:: Task to carry out ::
Extract, from the records beneath this instruction, each line that contains the word "with".

+ + + + +

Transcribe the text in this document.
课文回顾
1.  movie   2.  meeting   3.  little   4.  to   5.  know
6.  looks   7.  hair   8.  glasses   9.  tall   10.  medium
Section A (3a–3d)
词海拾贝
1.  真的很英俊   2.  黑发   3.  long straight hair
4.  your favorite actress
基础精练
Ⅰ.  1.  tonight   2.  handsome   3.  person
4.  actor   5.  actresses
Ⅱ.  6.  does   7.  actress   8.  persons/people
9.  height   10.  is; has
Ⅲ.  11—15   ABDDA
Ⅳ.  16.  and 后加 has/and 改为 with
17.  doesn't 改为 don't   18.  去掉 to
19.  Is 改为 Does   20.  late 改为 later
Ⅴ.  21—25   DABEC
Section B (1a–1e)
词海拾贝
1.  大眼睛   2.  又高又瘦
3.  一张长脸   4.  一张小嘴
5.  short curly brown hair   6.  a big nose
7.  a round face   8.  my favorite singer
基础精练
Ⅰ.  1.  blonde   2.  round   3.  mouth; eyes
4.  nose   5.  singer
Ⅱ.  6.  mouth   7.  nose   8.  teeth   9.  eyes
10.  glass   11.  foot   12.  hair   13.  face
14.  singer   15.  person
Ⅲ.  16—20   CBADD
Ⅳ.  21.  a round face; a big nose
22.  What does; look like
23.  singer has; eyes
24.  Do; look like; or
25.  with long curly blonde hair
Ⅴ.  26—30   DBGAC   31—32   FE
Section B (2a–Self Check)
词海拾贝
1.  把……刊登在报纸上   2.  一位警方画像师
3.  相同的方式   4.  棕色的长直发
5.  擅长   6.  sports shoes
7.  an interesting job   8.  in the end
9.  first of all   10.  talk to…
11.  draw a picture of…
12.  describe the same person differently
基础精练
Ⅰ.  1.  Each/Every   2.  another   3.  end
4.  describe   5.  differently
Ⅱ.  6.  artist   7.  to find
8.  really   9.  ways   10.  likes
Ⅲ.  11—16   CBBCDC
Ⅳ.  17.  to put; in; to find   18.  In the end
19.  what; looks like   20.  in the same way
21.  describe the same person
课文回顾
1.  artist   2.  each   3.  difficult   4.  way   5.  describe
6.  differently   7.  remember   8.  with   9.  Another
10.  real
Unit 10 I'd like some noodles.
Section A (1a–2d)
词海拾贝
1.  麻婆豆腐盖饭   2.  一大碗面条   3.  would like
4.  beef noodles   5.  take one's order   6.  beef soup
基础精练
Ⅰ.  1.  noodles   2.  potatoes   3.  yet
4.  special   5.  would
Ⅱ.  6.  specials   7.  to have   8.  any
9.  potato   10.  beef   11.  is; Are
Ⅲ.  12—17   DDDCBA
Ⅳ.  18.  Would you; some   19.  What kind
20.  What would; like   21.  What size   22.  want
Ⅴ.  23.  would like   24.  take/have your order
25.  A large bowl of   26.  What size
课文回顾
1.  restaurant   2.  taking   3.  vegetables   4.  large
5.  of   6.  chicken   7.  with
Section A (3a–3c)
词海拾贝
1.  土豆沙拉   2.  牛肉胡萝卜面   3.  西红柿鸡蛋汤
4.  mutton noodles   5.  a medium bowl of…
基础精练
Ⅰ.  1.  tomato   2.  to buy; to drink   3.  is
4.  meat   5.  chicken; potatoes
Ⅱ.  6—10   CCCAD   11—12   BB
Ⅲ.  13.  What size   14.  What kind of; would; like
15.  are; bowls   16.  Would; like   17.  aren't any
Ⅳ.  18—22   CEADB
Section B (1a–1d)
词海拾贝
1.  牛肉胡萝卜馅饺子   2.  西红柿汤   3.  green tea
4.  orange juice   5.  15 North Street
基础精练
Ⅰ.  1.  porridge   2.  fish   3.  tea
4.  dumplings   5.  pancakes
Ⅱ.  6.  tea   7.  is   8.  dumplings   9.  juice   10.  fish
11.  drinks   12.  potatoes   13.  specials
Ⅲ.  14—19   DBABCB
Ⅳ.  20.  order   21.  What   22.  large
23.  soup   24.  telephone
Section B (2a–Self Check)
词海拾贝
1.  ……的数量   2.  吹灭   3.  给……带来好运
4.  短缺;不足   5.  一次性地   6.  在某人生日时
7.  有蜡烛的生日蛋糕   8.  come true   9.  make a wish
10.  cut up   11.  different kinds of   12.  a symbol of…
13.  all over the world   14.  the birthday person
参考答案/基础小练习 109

+ + + + +

:: Full solution ::
Ⅳ.  16.  and 后加 has/and 改为 with
25.  with long curly blonde hair
6.  differently   7.  remember   8.  with   9.  Another
5.  of   6.  chicken   7.  with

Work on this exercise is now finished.